- **Given information**
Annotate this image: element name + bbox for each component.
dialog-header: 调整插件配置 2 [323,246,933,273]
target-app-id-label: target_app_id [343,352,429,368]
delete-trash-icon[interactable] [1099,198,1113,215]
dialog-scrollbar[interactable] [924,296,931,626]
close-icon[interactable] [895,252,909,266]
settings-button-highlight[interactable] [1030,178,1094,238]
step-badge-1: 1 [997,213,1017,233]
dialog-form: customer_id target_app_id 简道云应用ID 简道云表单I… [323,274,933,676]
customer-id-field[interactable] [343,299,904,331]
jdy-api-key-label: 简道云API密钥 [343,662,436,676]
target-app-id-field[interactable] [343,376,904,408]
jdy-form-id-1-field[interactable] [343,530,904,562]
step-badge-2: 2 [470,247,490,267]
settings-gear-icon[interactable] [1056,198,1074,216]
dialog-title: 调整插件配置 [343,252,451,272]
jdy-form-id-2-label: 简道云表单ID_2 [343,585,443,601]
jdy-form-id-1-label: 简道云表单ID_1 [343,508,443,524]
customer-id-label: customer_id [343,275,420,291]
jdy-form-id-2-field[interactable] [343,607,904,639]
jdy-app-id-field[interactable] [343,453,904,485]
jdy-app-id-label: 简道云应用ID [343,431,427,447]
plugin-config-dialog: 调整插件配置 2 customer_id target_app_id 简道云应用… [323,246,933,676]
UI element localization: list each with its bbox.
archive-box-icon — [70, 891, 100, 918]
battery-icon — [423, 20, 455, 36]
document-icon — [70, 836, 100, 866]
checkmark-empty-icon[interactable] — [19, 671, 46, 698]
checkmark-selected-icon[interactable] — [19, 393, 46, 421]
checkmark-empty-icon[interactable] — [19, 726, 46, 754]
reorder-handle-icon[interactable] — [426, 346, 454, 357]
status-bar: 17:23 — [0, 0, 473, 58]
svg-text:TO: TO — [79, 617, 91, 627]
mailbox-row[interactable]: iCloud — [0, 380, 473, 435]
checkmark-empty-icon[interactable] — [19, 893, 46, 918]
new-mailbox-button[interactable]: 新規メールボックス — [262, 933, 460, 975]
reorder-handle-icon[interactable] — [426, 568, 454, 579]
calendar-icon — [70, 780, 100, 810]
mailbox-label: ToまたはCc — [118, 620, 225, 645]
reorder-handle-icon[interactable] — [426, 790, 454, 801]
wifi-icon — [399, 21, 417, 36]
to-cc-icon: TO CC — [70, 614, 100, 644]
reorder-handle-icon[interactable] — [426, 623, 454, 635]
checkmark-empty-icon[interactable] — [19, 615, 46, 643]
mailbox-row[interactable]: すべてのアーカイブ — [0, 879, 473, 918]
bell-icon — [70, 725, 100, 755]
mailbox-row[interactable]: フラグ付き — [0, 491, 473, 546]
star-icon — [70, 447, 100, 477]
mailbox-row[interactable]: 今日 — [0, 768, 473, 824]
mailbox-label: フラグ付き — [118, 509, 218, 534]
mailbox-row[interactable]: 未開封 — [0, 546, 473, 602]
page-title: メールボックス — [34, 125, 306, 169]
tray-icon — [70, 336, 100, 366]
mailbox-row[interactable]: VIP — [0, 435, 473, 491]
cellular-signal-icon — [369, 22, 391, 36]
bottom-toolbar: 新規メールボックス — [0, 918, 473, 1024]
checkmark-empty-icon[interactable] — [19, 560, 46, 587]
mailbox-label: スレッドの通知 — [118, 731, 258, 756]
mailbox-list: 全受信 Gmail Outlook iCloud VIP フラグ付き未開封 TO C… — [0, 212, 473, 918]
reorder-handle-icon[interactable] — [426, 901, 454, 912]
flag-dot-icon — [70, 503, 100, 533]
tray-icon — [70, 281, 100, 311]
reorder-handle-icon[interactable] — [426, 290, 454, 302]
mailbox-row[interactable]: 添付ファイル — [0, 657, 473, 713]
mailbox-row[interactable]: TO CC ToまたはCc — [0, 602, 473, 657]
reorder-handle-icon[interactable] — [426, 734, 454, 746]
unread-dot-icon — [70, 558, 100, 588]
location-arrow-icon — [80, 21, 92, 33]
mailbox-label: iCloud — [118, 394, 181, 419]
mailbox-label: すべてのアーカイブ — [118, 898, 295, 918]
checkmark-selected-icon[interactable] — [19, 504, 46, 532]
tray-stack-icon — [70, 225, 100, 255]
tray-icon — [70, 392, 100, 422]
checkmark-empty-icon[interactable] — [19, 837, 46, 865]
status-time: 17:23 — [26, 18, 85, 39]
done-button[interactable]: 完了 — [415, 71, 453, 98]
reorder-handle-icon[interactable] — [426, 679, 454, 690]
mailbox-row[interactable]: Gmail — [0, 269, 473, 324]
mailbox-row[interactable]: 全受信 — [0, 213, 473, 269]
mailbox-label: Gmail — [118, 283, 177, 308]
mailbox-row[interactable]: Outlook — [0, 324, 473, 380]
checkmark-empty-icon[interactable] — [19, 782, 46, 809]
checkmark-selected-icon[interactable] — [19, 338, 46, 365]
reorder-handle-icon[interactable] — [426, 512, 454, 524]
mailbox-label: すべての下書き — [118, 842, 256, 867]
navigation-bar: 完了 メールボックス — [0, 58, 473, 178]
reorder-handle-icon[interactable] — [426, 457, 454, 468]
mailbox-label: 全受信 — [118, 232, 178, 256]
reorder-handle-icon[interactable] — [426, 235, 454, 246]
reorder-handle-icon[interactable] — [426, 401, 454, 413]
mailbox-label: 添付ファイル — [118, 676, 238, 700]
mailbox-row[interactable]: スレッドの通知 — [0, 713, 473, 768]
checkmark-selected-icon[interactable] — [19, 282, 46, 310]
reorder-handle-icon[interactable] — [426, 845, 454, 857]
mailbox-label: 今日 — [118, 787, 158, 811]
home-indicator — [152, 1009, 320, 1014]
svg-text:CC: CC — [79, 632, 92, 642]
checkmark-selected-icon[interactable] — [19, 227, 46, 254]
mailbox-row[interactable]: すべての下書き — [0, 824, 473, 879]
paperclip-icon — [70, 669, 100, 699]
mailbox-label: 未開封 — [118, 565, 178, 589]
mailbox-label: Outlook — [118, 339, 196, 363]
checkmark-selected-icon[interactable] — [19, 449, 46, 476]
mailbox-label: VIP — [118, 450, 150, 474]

- **Problem to solve**
Reproduce the entire listing above verbatim, keeping every line in its original order.

- **Task result**
Annotate this image: element name + bbox for each component.
dialog-header: 调整插件配置 2 [323,246,933,273]
target-app-id-label: target_app_id [343,352,429,368]
delete-trash-icon[interactable] [1099,198,1113,215]
dialog-scrollbar[interactable] [924,296,931,626]
close-icon[interactable] [895,252,909,266]
settings-button-highlight[interactable] [1030,178,1094,238]
step-badge-1: 1 [997,213,1017,233]
dialog-form: customer_id target_app_id 简道云应用ID 简道云表单I… [323,274,933,676]
customer-id-field[interactable] [343,299,904,331]
jdy-api-key-label: 简道云API密钥 [343,662,436,676]
target-app-id-field[interactable] [343,376,904,408]
jdy-form-id-1-field[interactable] [343,530,904,562]
step-badge-2: 2 [470,247,490,267]
settings-gear-icon[interactable] [1056,198,1074,216]
dialog-title: 调整插件配置 [343,252,451,272]
jdy-form-id-2-label: 简道云表单ID_2 [343,585,443,601]
jdy-form-id-1-label: 简道云表单ID_1 [343,508,443,524]
customer-id-label: customer_id [343,275,420,291]
jdy-form-id-2-field[interactable] [343,607,904,639]
jdy-app-id-field[interactable] [343,453,904,485]
jdy-app-id-label: 简道云应用ID [343,431,427,447]
plugin-config-dialog: 调整插件配置 2 customer_id target_app_id 简道云应用… [323,246,933,676]
UI element localization: list each with its bbox.
archive-box-icon — [70, 891, 100, 918]
battery-icon — [423, 20, 455, 36]
document-icon — [70, 836, 100, 866]
checkmark-empty-icon[interactable] — [19, 671, 46, 698]
checkmark-selected-icon[interactable] — [19, 393, 46, 421]
checkmark-empty-icon[interactable] — [19, 726, 46, 754]
reorder-handle-icon[interactable] — [426, 346, 454, 357]
status-bar: 17:23 — [0, 0, 473, 58]
svg-text:TO: TO — [79, 617, 91, 627]
mailbox-row[interactable]: iCloud — [0, 380, 473, 435]
checkmark-empty-icon[interactable] — [19, 893, 46, 918]
new-mailbox-button[interactable]: 新規メールボックス — [262, 933, 460, 975]
reorder-handle-icon[interactable] — [426, 568, 454, 579]
calendar-icon — [70, 780, 100, 810]
mailbox-label: ToまたはCc — [118, 620, 225, 645]
reorder-handle-icon[interactable] — [426, 790, 454, 801]
wifi-icon — [399, 21, 417, 36]
to-cc-icon: TO CC — [70, 614, 100, 644]
reorder-handle-icon[interactable] — [426, 623, 454, 635]
checkmark-empty-icon[interactable] — [19, 615, 46, 643]
mailbox-row[interactable]: すべてのアーカイブ — [0, 879, 473, 918]
bell-icon — [70, 725, 100, 755]
mailbox-row[interactable]: フラグ付き — [0, 491, 473, 546]
star-icon — [70, 447, 100, 477]
mailbox-row[interactable]: 今日 — [0, 768, 473, 824]
mailbox-label: フラグ付き — [118, 509, 218, 534]
mailbox-row[interactable]: 未開封 — [0, 546, 473, 602]
page-title: メールボックス — [34, 125, 306, 169]
tray-icon — [70, 336, 100, 366]
mailbox-row[interactable]: VIP — [0, 435, 473, 491]
cellular-signal-icon — [369, 22, 391, 36]
bottom-toolbar: 新規メールボックス — [0, 918, 473, 1024]
checkmark-empty-icon[interactable] — [19, 560, 46, 587]
mailbox-label: スレッドの通知 — [118, 731, 258, 756]
mailbox-list: 全受信 Gmail Outlook iCloud VIP フラグ付き未開封 TO C… — [0, 212, 473, 918]
reorder-handle-icon[interactable] — [426, 901, 454, 912]
flag-dot-icon — [70, 503, 100, 533]
tray-icon — [70, 281, 100, 311]
reorder-handle-icon[interactable] — [426, 290, 454, 302]
mailbox-row[interactable]: 添付ファイル — [0, 657, 473, 713]
mailbox-row[interactable]: TO CC ToまたはCc — [0, 602, 473, 657]
reorder-handle-icon[interactable] — [426, 734, 454, 746]
unread-dot-icon — [70, 558, 100, 588]
location-arrow-icon — [80, 21, 92, 33]
mailbox-label: iCloud — [118, 394, 181, 419]
mailbox-label: すべてのアーカイブ — [118, 898, 295, 918]
checkmark-selected-icon[interactable] — [19, 504, 46, 532]
tray-stack-icon — [70, 225, 100, 255]
tray-icon — [70, 392, 100, 422]
checkmark-empty-icon[interactable] — [19, 837, 46, 865]
status-time: 17:23 — [26, 18, 85, 39]
done-button[interactable]: 完了 — [415, 71, 453, 98]
reorder-handle-icon[interactable] — [426, 679, 454, 690]
mailbox-row[interactable]: Gmail — [0, 269, 473, 324]
mailbox-row[interactable]: 全受信 — [0, 213, 473, 269]
mailbox-label: Gmail — [118, 283, 177, 308]
mailbox-row[interactable]: Outlook — [0, 324, 473, 380]
checkmark-empty-icon[interactable] — [19, 782, 46, 809]
checkmark-selected-icon[interactable] — [19, 338, 46, 365]
reorder-handle-icon[interactable] — [426, 512, 454, 524]
mailbox-label: すべての下書き — [118, 842, 256, 867]
navigation-bar: 完了 メールボックス — [0, 58, 473, 178]
reorder-handle-icon[interactable] — [426, 457, 454, 468]
mailbox-label: 全受信 — [118, 232, 178, 256]
reorder-handle-icon[interactable] — [426, 235, 454, 246]
reorder-handle-icon[interactable] — [426, 401, 454, 413]
mailbox-label: 添付ファイル — [118, 676, 238, 700]
mailbox-row[interactable]: スレッドの通知 — [0, 713, 473, 768]
checkmark-selected-icon[interactable] — [19, 282, 46, 310]
reorder-handle-icon[interactable] — [426, 845, 454, 857]
mailbox-label: 今日 — [118, 787, 158, 811]
home-indicator — [152, 1009, 320, 1014]
svg-text:CC: CC — [79, 632, 92, 642]
checkmark-selected-icon[interactable] — [19, 227, 46, 254]
mailbox-row[interactable]: すべての下書き — [0, 824, 473, 879]
paperclip-icon — [70, 669, 100, 699]
mailbox-label: 未開封 — [118, 565, 178, 589]
mailbox-label: Outlook — [118, 339, 196, 363]
checkmark-selected-icon[interactable] — [19, 449, 46, 476]
mailbox-label: VIP — [118, 450, 150, 474]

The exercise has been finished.